-- begin SUPPLIED DATA --

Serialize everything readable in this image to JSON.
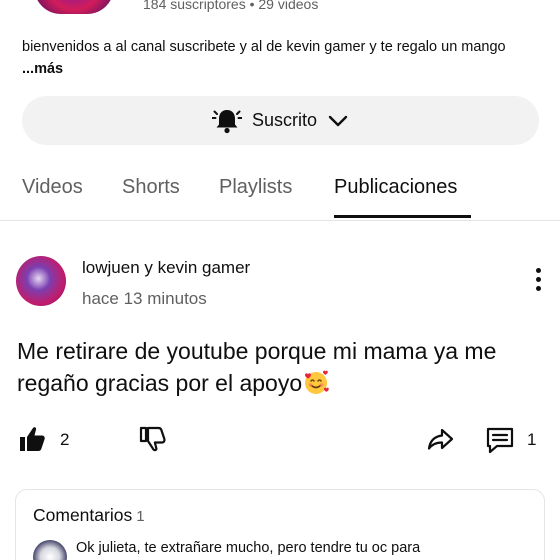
{
  "channel": {
    "stats": "184 suscriptores • 29 videos",
    "description": "bienvenidos a al canal suscribete y al de kevin  gamer y te regalo un mango",
    "more_label": "...más",
    "subscribe_label": "Suscrito"
  },
  "tabs": [
    {
      "label": "Videos",
      "active": false
    },
    {
      "label": "Shorts",
      "active": false
    },
    {
      "label": "Playlists",
      "active": false
    },
    {
      "label": "Publicaciones",
      "active": true
    }
  ],
  "post": {
    "author": "lowjuen y  kevin gamer",
    "time": "hace 13 minutos",
    "text": "Me retirare de youtube porque mi mama ya me regaño gracias por el apoyo",
    "emoji": "smiling-face-with-hearts-icon",
    "likes": "2",
    "comments_count": "1"
  },
  "comments": {
    "title": "Comentarios",
    "count": "1",
    "first_comment": "Ok julieta, te extrañare mucho, pero tendre tu oc para"
  },
  "colors": {
    "text_primary": "#0f0f0f",
    "text_secondary": "#606060",
    "button_bg": "#f2f2f2",
    "divider": "#e5e5e5"
  }
}
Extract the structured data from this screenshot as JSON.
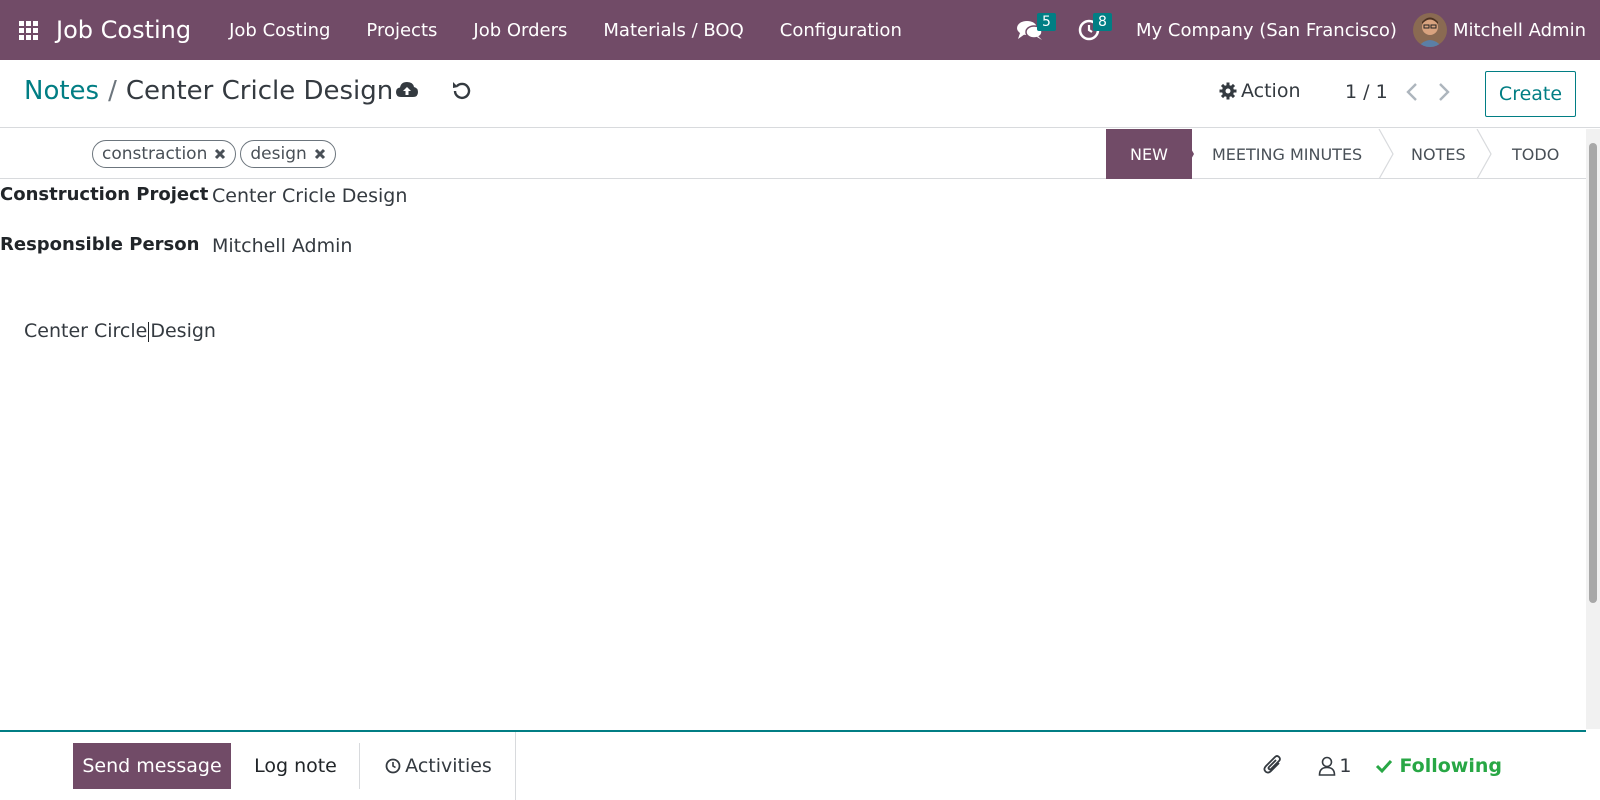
{
  "navbar": {
    "app_name": "Job Costing",
    "menu": [
      "Job Costing",
      "Projects",
      "Job Orders",
      "Materials / BOQ",
      "Configuration"
    ],
    "messages_count": "5",
    "activities_count": "8",
    "company": "My Company (San Francisco)",
    "user": "Mitchell Admin",
    "bar_color": "#714B67"
  },
  "control": {
    "breadcrumb_parent": "Notes",
    "breadcrumb_separator": "/",
    "breadcrumb_current": "Center Cricle Design",
    "action_label": "Action",
    "pager": "1 / 1",
    "create_label": "Create",
    "accent_color": "#017e84"
  },
  "tags": [
    "constraction",
    "design"
  ],
  "stages": [
    "NEW",
    "MEETING MINUTES",
    "NOTES",
    "TODO"
  ],
  "active_stage": "NEW",
  "form": {
    "project_label": "Construction Project",
    "project_value": "Center Cricle Design",
    "responsible_label": "Responsible Person",
    "responsible_value": "Mitchell Admin",
    "note_before_cursor": "Center Circle",
    "note_after_cursor": "Design"
  },
  "chatter": {
    "send_message": "Send message",
    "log_note": "Log note",
    "activities": "Activities",
    "followers_count": "1",
    "following": "Following"
  }
}
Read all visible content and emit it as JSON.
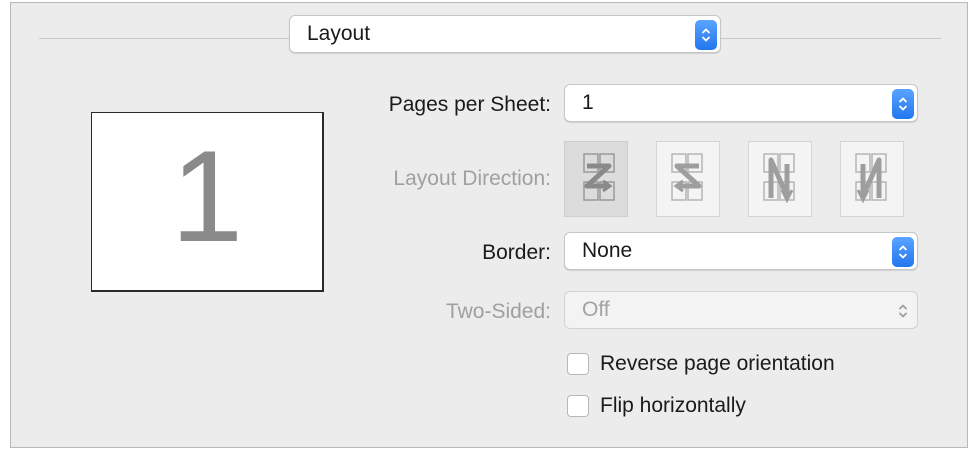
{
  "section_popup": {
    "selected": "Layout"
  },
  "preview": {
    "page_number": "1"
  },
  "pages_per_sheet": {
    "label": "Pages per Sheet:",
    "value": "1"
  },
  "layout_direction": {
    "label": "Layout Direction:",
    "options": [
      "z-right",
      "s-left",
      "n-down-left",
      "n-down-right"
    ],
    "selected_index": 0
  },
  "border": {
    "label": "Border:",
    "value": "None"
  },
  "two_sided": {
    "label": "Two-Sided:",
    "value": "Off"
  },
  "options": {
    "reverse": {
      "label": "Reverse page orientation",
      "checked": false
    },
    "flip": {
      "label": "Flip horizontally",
      "checked": false
    }
  },
  "colors": {
    "accent": "#2f80ff",
    "panel": "#ececec"
  }
}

-- end SUPPLIED DATA --

TASK DESCRIPTION →
Your task is to collect every line above that contains the word "this".

SOLUTION BELOW →
Serialize everything readable in this image to JSON.
Extract the structured data from this screenshot as JSON.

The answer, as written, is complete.